**Material for this exercise**
=== Section Start ===

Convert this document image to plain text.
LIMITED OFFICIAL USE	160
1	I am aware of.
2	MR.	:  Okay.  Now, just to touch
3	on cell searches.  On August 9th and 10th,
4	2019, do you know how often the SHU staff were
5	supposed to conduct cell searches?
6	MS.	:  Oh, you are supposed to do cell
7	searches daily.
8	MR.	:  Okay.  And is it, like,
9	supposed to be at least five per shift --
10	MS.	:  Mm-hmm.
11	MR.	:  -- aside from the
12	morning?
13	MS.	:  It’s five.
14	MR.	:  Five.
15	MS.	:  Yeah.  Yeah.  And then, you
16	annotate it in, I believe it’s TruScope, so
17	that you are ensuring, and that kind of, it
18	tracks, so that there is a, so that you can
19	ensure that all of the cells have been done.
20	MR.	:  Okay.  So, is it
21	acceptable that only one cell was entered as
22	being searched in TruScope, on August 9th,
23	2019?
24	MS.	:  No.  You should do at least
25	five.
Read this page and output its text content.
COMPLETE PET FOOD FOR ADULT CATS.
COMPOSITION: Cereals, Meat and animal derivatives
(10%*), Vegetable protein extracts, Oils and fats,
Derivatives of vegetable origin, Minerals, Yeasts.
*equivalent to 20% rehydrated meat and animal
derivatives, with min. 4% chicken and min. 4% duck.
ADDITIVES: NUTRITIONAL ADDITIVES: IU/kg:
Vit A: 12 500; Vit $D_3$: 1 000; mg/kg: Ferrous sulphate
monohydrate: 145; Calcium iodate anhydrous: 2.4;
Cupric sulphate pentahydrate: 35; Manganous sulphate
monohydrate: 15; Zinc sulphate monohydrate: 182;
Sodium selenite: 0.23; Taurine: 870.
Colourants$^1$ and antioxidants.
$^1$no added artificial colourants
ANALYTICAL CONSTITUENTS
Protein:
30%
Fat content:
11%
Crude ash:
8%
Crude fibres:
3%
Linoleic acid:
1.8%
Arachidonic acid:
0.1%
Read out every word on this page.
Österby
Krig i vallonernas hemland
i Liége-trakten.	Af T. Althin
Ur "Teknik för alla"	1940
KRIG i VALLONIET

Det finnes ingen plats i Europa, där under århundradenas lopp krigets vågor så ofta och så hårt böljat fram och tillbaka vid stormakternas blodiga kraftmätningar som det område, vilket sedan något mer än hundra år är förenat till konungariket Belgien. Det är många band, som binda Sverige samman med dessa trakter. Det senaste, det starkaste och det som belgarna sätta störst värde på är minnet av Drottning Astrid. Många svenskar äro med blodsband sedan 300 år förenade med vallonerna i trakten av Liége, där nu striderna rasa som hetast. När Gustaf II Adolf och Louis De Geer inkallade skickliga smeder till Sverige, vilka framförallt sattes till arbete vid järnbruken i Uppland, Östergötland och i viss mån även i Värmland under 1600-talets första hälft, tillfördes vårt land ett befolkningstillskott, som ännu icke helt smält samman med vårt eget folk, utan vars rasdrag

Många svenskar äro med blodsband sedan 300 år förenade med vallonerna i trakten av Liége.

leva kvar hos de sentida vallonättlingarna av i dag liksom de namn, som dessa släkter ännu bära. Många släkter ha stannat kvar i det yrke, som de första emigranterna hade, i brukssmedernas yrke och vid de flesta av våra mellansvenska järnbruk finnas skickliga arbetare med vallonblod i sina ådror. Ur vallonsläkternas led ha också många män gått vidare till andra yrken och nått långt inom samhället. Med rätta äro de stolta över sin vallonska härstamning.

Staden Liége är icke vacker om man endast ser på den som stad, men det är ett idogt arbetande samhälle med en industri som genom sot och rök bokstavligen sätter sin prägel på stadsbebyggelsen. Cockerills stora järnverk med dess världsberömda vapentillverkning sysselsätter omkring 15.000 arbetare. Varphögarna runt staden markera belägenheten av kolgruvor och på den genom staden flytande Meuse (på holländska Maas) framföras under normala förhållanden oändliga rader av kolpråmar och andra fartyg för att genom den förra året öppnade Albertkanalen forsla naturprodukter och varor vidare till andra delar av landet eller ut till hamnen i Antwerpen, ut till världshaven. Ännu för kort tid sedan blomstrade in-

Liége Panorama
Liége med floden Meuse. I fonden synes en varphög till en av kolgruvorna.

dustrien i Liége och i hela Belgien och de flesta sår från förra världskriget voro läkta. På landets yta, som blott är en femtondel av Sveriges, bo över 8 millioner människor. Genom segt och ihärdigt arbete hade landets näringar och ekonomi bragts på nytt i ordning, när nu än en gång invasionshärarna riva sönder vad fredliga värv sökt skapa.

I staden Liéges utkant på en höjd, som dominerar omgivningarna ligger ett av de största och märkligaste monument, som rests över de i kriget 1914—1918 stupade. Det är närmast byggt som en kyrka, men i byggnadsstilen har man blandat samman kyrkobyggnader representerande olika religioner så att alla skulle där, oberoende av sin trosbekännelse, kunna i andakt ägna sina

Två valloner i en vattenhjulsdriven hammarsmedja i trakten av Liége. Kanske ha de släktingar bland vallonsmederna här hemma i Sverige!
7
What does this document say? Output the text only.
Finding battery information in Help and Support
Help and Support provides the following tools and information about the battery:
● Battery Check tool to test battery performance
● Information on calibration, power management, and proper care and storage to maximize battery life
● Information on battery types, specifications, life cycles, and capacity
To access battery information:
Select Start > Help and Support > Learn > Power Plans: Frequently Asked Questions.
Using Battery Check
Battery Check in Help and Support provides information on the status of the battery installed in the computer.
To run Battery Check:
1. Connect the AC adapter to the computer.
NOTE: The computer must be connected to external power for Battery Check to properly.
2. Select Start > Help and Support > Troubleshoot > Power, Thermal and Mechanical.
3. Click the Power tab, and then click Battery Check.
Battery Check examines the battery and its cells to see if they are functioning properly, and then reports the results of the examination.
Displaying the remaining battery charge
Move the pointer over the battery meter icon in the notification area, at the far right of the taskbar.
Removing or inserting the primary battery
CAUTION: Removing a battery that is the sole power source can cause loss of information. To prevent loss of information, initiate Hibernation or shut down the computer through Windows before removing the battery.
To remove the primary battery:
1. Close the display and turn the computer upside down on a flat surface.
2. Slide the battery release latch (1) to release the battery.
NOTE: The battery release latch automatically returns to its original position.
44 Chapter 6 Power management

=== Section End ===

Provide only the count of lines in the records above that hold the word "supposed".

3